Más de 40.000 mujeres sirven en las fuerzas armadas ucranianas, lo que representa el 7% del efectivo total según cifras oficiales, con 5.000 en puestos de combate en el frente contra Rusia. Kiev promueve la feminización de su ejército mostrando entrenamientos con artillería pesada, aunque persisten obstáculos para su integración plena, similar a países como Estados Unidos, Israel y Francia.
En el programa Escala en París, la socióloga Camille Boutron, investigadora independiente que asesora a organismos como el Instituto de Paz y la OTAN en temas de defensa y género, discute su libro Combatientes, cuando las mujeres van a la guerra. Explica que la presencia femenina en la guerra no es nueva y rompe el tabú de ver a las mujeres como actrices de la violencia, no solo víctimas pasivas.

> [TAREAS DEL EJERCICIO]:
(a) Indica si cada afirmación concuerda con el extracto: (i) las mujeres representan el 7% del efectivo total de las fuerzas armadas ucranianas; (ii) Camille Boutron es empleada de la OTAN; (iii) según Boutron, la presencia femenina en la guerra es algo nuevo. Responde sí o no y cita las palabras del extracto que lo deciden.
(b) Repite textualmente el fragmento del extracto que va desde "Más de 40.000" hasta "Israel y Francia.", este último incluido.
(c) Explica en una a tres oraciones qué sostiene Camille Boutron sobre la presencia de las mujeres en la guerra, según el extracto.

> [REGISTROS PROPORCIONADOS]:
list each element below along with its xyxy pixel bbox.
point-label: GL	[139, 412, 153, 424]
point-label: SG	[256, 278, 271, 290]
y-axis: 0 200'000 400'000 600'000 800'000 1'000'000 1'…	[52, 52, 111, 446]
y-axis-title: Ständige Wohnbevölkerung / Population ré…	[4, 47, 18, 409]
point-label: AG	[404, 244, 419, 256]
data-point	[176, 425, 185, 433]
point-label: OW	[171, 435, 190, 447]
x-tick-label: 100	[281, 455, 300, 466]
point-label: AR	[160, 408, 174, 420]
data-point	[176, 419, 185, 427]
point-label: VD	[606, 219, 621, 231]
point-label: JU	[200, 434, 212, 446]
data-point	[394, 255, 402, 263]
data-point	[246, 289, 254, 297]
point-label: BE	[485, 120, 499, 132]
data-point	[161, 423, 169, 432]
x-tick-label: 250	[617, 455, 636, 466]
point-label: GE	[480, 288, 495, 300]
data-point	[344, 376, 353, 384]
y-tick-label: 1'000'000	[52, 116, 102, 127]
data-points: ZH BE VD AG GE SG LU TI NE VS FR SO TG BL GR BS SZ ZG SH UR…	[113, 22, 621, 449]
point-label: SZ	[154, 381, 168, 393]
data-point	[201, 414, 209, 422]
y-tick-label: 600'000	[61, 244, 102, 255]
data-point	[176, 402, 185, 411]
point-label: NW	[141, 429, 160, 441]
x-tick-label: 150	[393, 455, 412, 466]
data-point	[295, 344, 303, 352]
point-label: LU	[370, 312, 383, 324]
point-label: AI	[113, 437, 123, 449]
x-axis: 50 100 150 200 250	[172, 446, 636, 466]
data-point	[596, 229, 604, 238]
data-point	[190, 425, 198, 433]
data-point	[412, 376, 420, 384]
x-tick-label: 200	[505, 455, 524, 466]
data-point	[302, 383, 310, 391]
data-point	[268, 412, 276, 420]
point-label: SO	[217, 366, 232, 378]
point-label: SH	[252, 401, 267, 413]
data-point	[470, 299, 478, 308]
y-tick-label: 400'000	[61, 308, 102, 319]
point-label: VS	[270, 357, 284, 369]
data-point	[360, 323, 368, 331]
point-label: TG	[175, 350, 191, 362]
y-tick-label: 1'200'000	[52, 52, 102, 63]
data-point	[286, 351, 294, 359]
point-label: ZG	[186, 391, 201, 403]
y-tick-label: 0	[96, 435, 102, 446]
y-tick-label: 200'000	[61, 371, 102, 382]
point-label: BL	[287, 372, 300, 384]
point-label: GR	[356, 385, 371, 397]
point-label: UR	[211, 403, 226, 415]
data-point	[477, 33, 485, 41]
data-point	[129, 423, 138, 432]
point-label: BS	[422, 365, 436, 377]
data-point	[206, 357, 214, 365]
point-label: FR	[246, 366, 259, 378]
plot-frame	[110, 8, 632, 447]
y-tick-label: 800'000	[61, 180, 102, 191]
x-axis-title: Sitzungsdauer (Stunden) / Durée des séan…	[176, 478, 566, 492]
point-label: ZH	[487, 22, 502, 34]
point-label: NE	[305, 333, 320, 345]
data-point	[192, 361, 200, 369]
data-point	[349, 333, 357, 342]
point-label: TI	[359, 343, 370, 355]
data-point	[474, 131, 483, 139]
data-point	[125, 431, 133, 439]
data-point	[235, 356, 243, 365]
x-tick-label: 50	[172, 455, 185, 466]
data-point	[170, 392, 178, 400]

> [RESPUESTAS ESPERADAS]:
(a)
(i) Sí: "lo que representa el 7% del efectivo total según cifras oficiales".
(ii) No: "investigadora independiente que asesora a organismos como el Instituto de Paz y la OTAN".
(iii) No: "la presencia femenina en la guerra no es nueva".

(b)
Más de 40.000 mujeres sirven en las fuerzas armadas ucranianas, lo que representa el 7% del efectivo total según cifras oficiales, con 5.000 en puestos de combate en el frente contra Rusia. Kiev promueve la feminización de su ejército mostrando entrenamientos con artillería pesada, aunque persisten obstáculos para su integración plena, similar a países como Estados Unidos, Israel y Francia.

(c) Boutron sostiene que la presencia femenina en la guerra no es nueva. Afirma también que esa presencia rompe el tabú de ver a las mujeres como actrices de la violencia y no solo como víctimas pasivas.